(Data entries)
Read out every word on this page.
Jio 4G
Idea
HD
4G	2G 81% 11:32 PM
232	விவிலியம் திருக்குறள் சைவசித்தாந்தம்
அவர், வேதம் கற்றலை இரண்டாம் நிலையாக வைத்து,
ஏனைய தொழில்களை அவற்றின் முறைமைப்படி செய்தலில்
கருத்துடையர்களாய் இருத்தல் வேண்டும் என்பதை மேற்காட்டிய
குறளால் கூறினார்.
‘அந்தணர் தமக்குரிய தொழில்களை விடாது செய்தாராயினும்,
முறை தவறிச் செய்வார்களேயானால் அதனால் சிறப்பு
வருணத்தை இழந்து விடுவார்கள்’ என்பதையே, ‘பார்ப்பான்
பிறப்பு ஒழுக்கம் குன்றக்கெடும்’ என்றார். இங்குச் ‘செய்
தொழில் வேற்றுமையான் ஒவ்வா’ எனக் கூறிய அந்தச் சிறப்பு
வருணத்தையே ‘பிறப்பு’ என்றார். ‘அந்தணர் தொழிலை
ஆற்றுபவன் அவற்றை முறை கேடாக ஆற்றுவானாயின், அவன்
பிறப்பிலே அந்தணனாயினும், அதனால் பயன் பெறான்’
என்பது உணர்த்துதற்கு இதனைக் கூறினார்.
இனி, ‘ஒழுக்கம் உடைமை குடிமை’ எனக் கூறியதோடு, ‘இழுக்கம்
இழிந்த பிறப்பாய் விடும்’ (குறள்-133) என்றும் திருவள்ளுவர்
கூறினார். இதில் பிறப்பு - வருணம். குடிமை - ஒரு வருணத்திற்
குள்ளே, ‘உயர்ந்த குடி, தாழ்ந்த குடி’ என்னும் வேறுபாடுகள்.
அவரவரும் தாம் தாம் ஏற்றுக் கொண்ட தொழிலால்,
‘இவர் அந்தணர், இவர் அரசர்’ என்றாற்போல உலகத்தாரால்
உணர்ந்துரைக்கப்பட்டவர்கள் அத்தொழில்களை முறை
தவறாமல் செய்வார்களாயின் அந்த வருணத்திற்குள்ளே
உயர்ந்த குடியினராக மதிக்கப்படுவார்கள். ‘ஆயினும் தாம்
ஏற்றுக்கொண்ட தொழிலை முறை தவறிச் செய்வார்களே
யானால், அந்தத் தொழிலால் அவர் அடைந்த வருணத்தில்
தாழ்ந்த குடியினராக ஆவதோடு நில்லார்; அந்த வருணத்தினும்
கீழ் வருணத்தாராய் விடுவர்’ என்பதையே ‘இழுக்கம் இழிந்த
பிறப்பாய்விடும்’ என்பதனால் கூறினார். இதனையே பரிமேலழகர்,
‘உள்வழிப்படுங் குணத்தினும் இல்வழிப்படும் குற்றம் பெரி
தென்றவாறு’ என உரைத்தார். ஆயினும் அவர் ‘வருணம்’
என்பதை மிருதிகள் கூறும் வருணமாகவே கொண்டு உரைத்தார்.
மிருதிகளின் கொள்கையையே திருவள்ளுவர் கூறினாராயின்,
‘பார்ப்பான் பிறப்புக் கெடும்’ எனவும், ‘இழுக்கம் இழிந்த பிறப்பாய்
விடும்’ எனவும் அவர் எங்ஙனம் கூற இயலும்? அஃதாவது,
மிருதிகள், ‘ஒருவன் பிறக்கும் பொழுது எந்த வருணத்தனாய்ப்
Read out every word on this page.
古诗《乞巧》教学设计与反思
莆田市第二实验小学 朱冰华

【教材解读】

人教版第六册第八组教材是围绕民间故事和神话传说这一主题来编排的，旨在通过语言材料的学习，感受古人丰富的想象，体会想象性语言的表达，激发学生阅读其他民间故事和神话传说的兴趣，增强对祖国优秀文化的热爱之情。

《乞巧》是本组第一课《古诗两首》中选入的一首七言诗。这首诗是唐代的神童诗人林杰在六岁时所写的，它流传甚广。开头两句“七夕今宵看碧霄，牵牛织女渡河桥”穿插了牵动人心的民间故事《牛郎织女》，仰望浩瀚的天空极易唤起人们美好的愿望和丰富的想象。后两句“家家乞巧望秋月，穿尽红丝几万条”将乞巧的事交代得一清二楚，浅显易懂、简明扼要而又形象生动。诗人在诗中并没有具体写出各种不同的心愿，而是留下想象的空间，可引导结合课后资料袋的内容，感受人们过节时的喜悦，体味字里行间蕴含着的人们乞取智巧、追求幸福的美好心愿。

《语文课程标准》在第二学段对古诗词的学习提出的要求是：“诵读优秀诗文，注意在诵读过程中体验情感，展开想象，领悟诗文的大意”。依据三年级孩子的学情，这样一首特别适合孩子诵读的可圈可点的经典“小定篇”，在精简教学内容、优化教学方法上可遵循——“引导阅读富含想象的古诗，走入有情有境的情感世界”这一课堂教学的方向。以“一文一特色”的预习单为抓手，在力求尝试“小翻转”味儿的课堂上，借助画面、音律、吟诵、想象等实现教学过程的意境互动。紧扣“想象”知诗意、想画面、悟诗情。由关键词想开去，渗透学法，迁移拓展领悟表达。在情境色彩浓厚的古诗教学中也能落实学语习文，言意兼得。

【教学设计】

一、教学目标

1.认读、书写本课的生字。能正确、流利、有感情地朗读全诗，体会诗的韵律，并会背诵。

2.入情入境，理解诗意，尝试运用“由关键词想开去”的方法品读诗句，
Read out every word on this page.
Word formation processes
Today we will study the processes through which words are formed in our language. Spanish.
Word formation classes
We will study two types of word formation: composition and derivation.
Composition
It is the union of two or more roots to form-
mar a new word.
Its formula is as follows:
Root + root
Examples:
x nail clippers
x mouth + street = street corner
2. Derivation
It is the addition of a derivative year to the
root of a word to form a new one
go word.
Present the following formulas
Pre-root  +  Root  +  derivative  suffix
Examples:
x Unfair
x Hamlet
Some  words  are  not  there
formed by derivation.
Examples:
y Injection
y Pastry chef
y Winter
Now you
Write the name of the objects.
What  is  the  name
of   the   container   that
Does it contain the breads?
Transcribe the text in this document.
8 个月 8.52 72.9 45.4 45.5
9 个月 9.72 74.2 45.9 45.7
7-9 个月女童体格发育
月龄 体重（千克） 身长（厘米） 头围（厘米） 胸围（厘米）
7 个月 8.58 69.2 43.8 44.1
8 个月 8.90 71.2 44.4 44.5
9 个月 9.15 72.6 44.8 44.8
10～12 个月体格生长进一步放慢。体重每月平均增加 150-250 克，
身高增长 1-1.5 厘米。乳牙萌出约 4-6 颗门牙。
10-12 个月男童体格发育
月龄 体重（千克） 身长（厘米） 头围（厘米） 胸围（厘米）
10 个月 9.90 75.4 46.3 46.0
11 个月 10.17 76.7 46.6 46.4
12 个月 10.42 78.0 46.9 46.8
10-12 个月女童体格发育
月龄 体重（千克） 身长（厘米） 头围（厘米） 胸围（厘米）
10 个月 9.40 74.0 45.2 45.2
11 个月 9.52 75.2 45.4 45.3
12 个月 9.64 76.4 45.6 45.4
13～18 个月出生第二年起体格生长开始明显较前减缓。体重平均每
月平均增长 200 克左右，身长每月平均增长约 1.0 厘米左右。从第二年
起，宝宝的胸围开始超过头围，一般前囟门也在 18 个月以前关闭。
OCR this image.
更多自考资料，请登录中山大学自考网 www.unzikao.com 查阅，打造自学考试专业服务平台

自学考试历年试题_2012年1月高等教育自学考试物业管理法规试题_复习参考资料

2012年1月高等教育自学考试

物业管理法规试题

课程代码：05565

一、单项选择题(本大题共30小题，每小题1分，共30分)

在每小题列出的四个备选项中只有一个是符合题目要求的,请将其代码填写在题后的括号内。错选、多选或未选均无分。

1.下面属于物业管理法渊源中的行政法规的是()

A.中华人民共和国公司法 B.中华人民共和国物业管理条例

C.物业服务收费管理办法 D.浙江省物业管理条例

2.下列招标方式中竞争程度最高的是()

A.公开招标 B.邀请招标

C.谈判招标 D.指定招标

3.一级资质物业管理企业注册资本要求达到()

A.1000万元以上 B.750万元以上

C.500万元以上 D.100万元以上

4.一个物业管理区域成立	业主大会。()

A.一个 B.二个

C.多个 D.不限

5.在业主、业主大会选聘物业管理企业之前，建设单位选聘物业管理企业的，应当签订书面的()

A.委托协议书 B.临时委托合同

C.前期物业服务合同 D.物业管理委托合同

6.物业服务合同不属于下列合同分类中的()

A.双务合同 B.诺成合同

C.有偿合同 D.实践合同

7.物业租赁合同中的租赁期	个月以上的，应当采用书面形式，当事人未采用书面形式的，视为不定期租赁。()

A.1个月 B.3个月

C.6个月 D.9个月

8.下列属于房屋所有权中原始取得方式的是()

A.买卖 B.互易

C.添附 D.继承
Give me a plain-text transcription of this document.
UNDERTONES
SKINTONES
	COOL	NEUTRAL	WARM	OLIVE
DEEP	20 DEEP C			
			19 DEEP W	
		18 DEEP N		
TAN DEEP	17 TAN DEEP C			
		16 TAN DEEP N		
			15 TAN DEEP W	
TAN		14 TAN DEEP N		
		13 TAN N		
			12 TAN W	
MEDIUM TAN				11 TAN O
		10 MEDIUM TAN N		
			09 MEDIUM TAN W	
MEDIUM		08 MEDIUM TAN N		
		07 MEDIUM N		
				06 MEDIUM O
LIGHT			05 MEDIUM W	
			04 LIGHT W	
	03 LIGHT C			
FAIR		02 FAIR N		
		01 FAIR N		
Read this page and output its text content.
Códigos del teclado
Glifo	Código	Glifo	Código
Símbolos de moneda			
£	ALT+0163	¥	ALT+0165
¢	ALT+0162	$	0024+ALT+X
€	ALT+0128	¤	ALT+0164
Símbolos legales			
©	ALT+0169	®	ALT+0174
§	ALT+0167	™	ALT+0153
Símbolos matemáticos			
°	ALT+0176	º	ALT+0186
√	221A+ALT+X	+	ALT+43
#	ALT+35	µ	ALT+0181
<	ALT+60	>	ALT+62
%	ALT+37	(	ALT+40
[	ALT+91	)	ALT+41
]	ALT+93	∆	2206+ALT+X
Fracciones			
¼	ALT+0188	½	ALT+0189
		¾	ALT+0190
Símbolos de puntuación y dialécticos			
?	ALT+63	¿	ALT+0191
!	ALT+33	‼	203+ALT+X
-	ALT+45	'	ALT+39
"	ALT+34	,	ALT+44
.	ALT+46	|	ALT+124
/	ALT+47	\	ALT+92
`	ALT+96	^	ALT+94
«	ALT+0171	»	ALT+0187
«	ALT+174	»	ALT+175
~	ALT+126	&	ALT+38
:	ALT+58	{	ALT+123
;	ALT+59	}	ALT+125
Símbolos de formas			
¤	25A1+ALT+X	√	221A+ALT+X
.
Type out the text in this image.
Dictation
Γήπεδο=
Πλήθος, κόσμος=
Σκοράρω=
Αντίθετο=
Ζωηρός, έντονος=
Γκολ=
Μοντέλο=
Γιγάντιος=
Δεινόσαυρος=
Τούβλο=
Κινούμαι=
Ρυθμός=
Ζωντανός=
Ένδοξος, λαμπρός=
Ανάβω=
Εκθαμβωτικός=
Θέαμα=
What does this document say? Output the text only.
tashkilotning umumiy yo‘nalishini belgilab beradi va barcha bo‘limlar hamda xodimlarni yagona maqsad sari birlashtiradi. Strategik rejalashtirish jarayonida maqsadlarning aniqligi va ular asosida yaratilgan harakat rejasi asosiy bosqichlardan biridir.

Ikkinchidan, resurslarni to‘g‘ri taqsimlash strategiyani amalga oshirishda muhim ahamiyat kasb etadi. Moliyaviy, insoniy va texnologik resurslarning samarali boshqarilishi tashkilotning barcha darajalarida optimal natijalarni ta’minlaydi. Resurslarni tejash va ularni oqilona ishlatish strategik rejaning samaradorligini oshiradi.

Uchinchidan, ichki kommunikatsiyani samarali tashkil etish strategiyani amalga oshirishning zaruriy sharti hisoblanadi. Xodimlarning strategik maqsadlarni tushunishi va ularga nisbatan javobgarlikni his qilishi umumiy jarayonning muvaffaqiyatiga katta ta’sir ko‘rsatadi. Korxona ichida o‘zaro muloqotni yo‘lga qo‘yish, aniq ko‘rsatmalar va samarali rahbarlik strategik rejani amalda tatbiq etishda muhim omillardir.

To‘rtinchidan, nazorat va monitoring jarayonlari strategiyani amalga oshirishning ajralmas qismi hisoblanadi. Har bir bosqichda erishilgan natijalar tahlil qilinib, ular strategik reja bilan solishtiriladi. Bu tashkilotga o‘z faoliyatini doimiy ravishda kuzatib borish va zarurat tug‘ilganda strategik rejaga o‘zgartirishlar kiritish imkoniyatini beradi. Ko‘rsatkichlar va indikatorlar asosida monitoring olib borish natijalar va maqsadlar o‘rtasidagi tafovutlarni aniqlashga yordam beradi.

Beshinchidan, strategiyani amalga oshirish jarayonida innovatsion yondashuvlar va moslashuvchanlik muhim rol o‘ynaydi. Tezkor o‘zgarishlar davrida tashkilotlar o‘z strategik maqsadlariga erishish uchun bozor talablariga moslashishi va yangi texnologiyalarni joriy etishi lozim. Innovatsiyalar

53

- [Directive]: Collect every line with the string "What" from the records, and copy each.

- [Exercise output]:
What  is  the  name
What does this document say? Output the text only.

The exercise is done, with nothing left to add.